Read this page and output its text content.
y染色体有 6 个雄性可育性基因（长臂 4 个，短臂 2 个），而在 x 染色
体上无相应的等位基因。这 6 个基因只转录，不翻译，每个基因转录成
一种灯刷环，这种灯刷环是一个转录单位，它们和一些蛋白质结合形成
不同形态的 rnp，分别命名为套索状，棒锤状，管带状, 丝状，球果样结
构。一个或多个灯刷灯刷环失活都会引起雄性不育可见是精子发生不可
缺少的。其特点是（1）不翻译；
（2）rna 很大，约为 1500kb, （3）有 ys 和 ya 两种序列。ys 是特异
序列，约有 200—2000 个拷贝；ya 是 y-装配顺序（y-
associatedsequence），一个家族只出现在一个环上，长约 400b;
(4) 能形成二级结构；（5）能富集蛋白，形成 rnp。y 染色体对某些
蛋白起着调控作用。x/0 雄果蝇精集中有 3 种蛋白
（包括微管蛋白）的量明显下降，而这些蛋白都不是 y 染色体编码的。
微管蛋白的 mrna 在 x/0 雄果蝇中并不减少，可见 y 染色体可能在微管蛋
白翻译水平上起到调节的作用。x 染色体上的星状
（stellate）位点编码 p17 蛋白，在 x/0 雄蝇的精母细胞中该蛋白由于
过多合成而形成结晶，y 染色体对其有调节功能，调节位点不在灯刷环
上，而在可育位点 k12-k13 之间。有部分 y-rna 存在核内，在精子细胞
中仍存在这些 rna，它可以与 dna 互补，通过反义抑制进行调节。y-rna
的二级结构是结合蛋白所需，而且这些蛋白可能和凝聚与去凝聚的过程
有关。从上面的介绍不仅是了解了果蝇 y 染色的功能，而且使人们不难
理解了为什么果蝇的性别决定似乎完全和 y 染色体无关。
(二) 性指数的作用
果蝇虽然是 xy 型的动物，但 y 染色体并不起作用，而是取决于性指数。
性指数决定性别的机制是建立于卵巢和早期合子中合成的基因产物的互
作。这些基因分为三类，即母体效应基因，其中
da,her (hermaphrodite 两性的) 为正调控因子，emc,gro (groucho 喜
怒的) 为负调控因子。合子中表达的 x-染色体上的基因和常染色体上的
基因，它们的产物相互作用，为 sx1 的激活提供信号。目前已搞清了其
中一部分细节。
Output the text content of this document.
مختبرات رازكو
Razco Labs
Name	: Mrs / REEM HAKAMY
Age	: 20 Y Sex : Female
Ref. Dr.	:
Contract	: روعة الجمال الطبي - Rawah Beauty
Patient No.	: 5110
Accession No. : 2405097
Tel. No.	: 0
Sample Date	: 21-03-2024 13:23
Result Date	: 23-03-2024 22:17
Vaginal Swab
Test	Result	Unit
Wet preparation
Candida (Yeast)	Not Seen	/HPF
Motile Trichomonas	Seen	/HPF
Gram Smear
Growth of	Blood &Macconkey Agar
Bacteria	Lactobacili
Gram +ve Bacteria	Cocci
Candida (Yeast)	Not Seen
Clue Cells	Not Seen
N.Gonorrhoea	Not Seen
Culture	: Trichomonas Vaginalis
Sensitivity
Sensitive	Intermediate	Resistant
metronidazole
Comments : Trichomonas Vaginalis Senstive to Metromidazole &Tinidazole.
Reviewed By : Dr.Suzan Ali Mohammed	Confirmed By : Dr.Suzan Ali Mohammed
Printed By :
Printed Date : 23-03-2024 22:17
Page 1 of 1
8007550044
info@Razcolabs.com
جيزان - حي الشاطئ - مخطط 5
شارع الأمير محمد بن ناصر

### TASK DESCRIPTION
Every line above should be printed again exactly as it stands.

### RESPONSE TO THE EXERCISE
Read this page and output its text content.
y染色体有 6 个雄性可育性基因（长臂 4 个，短臂 2 个），而在 x 染色
体上无相应的等位基因。这 6 个基因只转录，不翻译，每个基因转录成
一种灯刷环，这种灯刷环是一个转录单位，它们和一些蛋白质结合形成
不同形态的 rnp，分别命名为套索状，棒锤状，管带状, 丝状，球果样结
构。一个或多个灯刷灯刷环失活都会引起雄性不育可见是精子发生不可
缺少的。其特点是（1）不翻译；
（2）rna 很大，约为 1500kb, （3）有 ys 和 ya 两种序列。ys 是特异
序列，约有 200—2000 个拷贝；ya 是 y-装配顺序（y-
associatedsequence），一个家族只出现在一个环上，长约 400b;
(4) 能形成二级结构；（5）能富集蛋白，形成 rnp。y 染色体对某些
蛋白起着调控作用。x/0 雄果蝇精集中有 3 种蛋白
（包括微管蛋白）的量明显下降，而这些蛋白都不是 y 染色体编码的。
微管蛋白的 mrna 在 x/0 雄果蝇中并不减少，可见 y 染色体可能在微管蛋
白翻译水平上起到调节的作用。x 染色体上的星状
（stellate）位点编码 p17 蛋白，在 x/0 雄蝇的精母细胞中该蛋白由于
过多合成而形成结晶，y 染色体对其有调节功能，调节位点不在灯刷环
上，而在可育位点 k12-k13 之间。有部分 y-rna 存在核内，在精子细胞
中仍存在这些 rna，它可以与 dna 互补，通过反义抑制进行调节。y-rna
的二级结构是结合蛋白所需，而且这些蛋白可能和凝聚与去凝聚的过程
有关。从上面的介绍不仅是了解了果蝇 y 染色的功能，而且使人们不难
理解了为什么果蝇的性别决定似乎完全和 y 染色体无关。
(二) 性指数的作用
果蝇虽然是 xy 型的动物，但 y 染色体并不起作用，而是取决于性指数。
性指数决定性别的机制是建立于卵巢和早期合子中合成的基因产物的互
作。这些基因分为三类，即母体效应基因，其中
da,her (hermaphrodite 两性的) 为正调控因子，emc,gro (groucho 喜
怒的) 为负调控因子。合子中表达的 x-染色体上的基因和常染色体上的
基因，它们的产物相互作用，为 sx1 的激活提供信号。目前已搞清了其
中一部分细节。
Output the text content of this document.
مختبرات رازكو
Razco Labs
Name	: Mrs / REEM HAKAMY
Age	: 20 Y Sex : Female
Ref. Dr.	:
Contract	: روعة الجمال الطبي - Rawah Beauty
Patient No.	: 5110
Accession No. : 2405097
Tel. No.	: 0
Sample Date	: 21-03-2024 13:23
Result Date	: 23-03-2024 22:17
Vaginal Swab
Test	Result	Unit
Wet preparation
Candida (Yeast)	Not Seen	/HPF
Motile Trichomonas	Seen	/HPF
Gram Smear
Growth of	Blood &Macconkey Agar
Bacteria	Lactobacili
Gram +ve Bacteria	Cocci
Candida (Yeast)	Not Seen
Clue Cells	Not Seen
N.Gonorrhoea	Not Seen
Culture	: Trichomonas Vaginalis
Sensitivity
Sensitive	Intermediate	Resistant
metronidazole
Comments : Trichomonas Vaginalis Senstive to Metromidazole &Tinidazole.
Reviewed By : Dr.Suzan Ali Mohammed	Confirmed By : Dr.Suzan Ali Mohammed
Printed By :
Printed Date : 23-03-2024 22:17
Page 1 of 1
8007550044
info@Razcolabs.com
جيزان - حي الشاطئ - مخطط 5
شارع الأمير محمد بن ناصر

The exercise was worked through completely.